- _Exercise_
Write out every record below exactly as it appears.

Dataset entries
.....

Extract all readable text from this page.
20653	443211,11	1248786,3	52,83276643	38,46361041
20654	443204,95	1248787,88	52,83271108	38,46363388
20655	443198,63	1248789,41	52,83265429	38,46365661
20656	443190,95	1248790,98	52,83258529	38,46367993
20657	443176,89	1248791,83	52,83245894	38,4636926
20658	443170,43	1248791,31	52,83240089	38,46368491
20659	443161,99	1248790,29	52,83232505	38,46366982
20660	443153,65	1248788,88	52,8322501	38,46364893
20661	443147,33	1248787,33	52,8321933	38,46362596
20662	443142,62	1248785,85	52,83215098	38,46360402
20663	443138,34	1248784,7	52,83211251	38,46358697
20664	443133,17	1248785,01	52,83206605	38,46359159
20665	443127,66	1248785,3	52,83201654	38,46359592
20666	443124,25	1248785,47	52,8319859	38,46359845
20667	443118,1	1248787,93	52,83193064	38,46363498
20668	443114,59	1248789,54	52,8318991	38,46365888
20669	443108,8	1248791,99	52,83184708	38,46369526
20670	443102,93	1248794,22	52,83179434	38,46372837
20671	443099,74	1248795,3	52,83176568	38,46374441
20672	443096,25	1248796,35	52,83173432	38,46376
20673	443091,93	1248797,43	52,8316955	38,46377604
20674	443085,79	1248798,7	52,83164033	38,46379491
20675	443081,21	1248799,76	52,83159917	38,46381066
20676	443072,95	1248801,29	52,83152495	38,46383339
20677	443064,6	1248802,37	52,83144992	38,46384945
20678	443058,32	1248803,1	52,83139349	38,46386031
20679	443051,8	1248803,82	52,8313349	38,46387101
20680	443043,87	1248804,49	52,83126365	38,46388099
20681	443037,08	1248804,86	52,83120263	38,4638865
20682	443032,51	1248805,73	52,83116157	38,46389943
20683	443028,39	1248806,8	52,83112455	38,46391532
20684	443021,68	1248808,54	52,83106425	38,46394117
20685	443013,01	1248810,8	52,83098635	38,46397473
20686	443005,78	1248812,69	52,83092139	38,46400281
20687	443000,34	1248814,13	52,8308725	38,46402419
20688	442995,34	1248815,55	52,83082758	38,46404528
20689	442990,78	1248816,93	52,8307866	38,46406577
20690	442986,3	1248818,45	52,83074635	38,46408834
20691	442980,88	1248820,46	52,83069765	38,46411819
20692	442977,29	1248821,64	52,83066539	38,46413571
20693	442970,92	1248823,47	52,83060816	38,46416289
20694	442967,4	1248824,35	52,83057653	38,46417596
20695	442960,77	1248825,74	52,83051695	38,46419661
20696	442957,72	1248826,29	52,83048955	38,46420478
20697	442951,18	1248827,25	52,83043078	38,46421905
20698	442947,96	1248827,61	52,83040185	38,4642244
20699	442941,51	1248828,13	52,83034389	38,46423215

.....

- _Solution below_
Extract all readable text from this page.
20653	443211,11	1248786,3	52,83276643	38,46361041
20654	443204,95	1248787,88	52,83271108	38,46363388
20655	443198,63	1248789,41	52,83265429	38,46365661
20656	443190,95	1248790,98	52,83258529	38,46367993
20657	443176,89	1248791,83	52,83245894	38,4636926
20658	443170,43	1248791,31	52,83240089	38,46368491
20659	443161,99	1248790,29	52,83232505	38,46366982
20660	443153,65	1248788,88	52,8322501	38,46364893
20661	443147,33	1248787,33	52,8321933	38,46362596
20662	443142,62	1248785,85	52,83215098	38,46360402
20663	443138,34	1248784,7	52,83211251	38,46358697
20664	443133,17	1248785,01	52,83206605	38,46359159
20665	443127,66	1248785,3	52,83201654	38,46359592
20666	443124,25	1248785,47	52,8319859	38,46359845
20667	443118,1	1248787,93	52,83193064	38,46363498
20668	443114,59	1248789,54	52,8318991	38,46365888
20669	443108,8	1248791,99	52,83184708	38,46369526
20670	443102,93	1248794,22	52,83179434	38,46372837
20671	443099,74	1248795,3	52,83176568	38,46374441
20672	443096,25	1248796,35	52,83173432	38,46376
20673	443091,93	1248797,43	52,8316955	38,46377604
20674	443085,79	1248798,7	52,83164033	38,46379491
20675	443081,21	1248799,76	52,83159917	38,46381066
20676	443072,95	1248801,29	52,83152495	38,46383339
20677	443064,6	1248802,37	52,83144992	38,46384945
20678	443058,32	1248803,1	52,83139349	38,46386031
20679	443051,8	1248803,82	52,8313349	38,46387101
20680	443043,87	1248804,49	52,83126365	38,46388099
20681	443037,08	1248804,86	52,83120263	38,4638865
20682	443032,51	1248805,73	52,83116157	38,46389943
20683	443028,39	1248806,8	52,83112455	38,46391532
20684	443021,68	1248808,54	52,83106425	38,46394117
20685	443013,01	1248810,8	52,83098635	38,46397473
20686	443005,78	1248812,69	52,83092139	38,46400281
20687	443000,34	1248814,13	52,8308725	38,46402419
20688	442995,34	1248815,55	52,83082758	38,46404528
20689	442990,78	1248816,93	52,8307866	38,46406577
20690	442986,3	1248818,45	52,83074635	38,46408834
20691	442980,88	1248820,46	52,83069765	38,46411819
20692	442977,29	1248821,64	52,83066539	38,46413571
20693	442970,92	1248823,47	52,83060816	38,46416289
20694	442967,4	1248824,35	52,83057653	38,46417596
20695	442960,77	1248825,74	52,83051695	38,46419661
20696	442957,72	1248826,29	52,83048955	38,46420478
20697	442951,18	1248827,25	52,83043078	38,46421905
20698	442947,96	1248827,61	52,83040185	38,4642244
20699	442941,51	1248828,13	52,83034389	38,46423215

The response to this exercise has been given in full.